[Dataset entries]
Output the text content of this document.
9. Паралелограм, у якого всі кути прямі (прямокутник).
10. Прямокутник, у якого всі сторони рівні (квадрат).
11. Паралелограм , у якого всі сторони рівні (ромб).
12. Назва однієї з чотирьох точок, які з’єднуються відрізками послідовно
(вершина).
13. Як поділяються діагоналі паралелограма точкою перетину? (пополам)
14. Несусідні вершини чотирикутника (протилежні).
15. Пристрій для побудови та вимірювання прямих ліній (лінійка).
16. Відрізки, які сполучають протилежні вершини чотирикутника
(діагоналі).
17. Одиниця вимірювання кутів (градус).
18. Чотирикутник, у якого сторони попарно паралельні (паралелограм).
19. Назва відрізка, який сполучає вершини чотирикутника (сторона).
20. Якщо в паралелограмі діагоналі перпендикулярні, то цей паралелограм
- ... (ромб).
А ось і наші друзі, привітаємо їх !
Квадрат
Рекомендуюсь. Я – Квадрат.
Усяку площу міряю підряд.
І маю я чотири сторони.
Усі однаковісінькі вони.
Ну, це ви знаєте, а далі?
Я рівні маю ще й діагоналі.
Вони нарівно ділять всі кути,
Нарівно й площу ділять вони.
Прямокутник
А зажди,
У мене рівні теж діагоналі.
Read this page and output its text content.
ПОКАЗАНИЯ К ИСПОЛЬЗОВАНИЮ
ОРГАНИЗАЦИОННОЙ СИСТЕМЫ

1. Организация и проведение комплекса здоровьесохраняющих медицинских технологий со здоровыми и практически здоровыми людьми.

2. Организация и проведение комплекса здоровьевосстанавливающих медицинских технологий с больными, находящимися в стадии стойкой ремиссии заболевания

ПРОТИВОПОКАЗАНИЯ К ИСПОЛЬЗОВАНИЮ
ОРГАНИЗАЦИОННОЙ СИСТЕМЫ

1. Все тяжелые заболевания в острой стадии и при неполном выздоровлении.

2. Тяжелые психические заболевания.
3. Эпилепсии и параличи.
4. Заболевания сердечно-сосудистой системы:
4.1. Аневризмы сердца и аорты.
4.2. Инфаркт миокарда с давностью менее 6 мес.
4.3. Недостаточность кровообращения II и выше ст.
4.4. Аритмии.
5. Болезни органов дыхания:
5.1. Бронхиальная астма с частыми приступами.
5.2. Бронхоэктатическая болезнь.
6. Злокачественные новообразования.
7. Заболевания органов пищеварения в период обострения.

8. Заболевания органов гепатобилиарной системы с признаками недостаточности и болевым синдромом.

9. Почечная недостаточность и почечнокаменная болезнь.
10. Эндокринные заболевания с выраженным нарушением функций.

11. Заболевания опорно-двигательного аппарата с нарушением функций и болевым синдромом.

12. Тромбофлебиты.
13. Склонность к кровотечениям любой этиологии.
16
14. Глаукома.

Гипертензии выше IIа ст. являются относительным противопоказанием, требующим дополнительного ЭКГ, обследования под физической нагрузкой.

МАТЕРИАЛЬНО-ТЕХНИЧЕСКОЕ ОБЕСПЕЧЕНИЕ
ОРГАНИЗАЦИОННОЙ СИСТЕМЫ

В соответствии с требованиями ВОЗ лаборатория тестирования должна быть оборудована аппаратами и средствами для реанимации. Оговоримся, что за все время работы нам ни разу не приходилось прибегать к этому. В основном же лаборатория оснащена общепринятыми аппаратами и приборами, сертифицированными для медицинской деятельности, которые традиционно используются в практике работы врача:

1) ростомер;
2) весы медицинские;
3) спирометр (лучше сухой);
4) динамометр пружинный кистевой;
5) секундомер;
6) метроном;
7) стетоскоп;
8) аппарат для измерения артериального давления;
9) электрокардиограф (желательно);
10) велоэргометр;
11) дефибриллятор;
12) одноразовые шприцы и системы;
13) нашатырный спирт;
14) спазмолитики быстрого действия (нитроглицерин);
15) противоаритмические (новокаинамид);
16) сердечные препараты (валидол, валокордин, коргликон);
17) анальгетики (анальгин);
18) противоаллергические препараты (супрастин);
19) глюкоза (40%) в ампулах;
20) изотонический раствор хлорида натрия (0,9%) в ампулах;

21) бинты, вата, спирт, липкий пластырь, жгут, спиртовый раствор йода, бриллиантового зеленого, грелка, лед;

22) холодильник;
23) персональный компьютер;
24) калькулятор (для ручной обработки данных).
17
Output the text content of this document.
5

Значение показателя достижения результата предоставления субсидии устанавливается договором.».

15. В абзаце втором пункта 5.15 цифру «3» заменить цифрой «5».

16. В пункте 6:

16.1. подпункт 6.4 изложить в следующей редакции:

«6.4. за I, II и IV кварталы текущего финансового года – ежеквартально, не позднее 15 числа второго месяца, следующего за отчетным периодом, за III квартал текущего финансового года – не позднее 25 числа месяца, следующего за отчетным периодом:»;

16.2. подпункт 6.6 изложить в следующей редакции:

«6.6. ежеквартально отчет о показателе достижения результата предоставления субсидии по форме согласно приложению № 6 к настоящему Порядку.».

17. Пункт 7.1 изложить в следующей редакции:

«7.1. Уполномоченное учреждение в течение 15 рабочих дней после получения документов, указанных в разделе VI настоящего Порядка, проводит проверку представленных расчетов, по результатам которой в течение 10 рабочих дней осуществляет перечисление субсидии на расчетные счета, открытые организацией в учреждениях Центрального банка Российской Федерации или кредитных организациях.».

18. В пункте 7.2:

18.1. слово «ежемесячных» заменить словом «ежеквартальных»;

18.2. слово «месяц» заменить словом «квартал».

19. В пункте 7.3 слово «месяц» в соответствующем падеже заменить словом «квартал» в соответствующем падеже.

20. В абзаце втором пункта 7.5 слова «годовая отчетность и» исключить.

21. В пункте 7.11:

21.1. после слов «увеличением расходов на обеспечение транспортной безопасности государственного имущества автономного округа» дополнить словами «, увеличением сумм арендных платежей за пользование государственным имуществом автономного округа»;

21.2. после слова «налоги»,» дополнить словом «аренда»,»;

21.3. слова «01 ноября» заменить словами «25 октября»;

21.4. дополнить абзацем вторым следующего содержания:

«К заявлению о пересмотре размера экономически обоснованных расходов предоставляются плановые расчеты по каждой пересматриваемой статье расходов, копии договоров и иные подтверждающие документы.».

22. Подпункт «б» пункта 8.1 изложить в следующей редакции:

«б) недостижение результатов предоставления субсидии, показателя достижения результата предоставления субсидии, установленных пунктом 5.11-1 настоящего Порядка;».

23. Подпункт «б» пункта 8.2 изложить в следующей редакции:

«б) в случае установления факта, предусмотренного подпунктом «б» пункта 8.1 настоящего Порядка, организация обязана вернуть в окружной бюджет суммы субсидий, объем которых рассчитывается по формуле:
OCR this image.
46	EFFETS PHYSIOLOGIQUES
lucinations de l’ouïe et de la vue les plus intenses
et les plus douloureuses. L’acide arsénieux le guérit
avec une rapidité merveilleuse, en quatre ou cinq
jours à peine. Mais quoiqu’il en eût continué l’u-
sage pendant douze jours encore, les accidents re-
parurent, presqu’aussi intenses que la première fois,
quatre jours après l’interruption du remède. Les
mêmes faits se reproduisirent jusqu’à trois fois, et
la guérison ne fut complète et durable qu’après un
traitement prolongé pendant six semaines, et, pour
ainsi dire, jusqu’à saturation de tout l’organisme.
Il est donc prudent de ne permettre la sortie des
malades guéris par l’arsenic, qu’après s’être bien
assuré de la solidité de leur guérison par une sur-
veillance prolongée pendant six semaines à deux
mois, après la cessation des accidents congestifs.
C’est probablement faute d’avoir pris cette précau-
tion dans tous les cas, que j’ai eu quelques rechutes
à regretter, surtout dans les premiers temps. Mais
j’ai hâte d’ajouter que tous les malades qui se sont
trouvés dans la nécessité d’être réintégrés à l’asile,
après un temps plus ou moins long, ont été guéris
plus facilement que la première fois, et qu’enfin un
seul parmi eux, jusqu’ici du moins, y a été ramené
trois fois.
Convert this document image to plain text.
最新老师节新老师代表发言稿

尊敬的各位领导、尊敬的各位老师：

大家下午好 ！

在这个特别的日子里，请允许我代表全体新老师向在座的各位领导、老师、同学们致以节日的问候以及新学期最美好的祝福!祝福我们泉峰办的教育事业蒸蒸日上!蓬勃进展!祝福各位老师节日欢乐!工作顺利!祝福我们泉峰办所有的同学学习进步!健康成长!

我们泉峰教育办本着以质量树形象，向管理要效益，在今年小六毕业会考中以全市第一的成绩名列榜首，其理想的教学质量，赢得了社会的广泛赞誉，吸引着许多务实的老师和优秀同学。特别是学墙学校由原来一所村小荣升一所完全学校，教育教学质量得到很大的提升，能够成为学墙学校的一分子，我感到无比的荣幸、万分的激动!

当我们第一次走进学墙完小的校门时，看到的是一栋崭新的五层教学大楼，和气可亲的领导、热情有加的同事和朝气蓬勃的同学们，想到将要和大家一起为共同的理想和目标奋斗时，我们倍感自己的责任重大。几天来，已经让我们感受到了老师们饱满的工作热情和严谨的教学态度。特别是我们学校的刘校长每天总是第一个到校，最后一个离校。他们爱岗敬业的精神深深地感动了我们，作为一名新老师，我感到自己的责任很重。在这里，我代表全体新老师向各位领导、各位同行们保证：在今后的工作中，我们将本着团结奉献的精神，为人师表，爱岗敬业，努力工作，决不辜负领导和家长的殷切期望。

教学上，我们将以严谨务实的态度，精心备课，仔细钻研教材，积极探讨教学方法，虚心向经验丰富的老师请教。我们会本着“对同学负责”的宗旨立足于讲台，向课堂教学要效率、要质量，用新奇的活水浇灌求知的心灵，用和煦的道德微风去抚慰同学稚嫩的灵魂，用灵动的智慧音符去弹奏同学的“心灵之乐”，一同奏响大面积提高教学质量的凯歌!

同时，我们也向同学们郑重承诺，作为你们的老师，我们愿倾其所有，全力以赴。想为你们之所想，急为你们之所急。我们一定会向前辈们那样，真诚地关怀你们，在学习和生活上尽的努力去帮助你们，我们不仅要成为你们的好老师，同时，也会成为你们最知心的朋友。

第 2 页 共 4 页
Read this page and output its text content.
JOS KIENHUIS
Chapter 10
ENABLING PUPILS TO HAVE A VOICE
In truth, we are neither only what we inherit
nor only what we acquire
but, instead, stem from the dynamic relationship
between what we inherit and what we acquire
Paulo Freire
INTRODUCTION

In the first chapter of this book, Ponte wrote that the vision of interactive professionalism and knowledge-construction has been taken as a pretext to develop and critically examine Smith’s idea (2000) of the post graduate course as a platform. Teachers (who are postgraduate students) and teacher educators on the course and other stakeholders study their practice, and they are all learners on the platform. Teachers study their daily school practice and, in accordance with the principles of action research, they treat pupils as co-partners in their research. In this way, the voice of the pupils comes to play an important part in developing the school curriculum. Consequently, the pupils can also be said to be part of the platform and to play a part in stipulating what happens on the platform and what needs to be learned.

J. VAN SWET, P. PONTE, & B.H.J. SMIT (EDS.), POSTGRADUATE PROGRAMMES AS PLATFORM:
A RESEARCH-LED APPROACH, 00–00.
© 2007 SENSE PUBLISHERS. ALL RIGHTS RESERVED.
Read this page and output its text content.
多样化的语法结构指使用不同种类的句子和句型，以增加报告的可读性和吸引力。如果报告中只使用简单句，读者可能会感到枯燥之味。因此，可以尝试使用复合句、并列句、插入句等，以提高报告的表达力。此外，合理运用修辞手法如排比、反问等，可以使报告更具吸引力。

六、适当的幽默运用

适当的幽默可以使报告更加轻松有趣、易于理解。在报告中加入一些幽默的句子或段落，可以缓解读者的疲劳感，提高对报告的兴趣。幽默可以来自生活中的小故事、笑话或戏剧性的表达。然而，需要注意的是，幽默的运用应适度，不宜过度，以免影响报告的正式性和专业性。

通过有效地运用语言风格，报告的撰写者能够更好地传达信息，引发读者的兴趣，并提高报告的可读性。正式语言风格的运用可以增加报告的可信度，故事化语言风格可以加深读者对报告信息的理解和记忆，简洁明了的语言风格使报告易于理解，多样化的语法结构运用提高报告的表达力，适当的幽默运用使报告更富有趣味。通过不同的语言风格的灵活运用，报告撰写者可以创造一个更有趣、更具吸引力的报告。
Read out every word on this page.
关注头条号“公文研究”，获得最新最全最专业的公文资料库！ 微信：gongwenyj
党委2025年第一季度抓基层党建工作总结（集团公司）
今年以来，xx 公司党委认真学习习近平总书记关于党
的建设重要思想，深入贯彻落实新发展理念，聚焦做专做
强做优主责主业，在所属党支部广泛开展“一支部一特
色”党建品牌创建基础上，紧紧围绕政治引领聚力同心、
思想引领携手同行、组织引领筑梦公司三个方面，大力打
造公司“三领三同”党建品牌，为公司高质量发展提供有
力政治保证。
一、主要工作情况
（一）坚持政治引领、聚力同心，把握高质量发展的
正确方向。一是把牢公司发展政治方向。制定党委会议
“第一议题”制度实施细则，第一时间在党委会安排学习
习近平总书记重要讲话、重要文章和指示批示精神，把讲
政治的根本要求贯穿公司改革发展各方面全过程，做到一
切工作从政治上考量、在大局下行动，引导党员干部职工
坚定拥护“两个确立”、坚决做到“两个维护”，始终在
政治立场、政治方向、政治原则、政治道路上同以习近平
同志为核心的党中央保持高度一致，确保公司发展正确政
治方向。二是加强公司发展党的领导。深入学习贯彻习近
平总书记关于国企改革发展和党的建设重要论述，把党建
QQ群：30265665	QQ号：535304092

**What the exercise asks:** Search the entries for the word "технологий" and gather every line where it appears.

**Exercise result:**
1. Организация и проведение комплекса здоровьесохраняющих медицинских технологий со здоровыми и практически здоровыми людьми.
2. Организация и проведение комплекса здоровьевосстанавливающих медицинских технологий с больными, находящимися в стадии стойкой ремиссии заболевания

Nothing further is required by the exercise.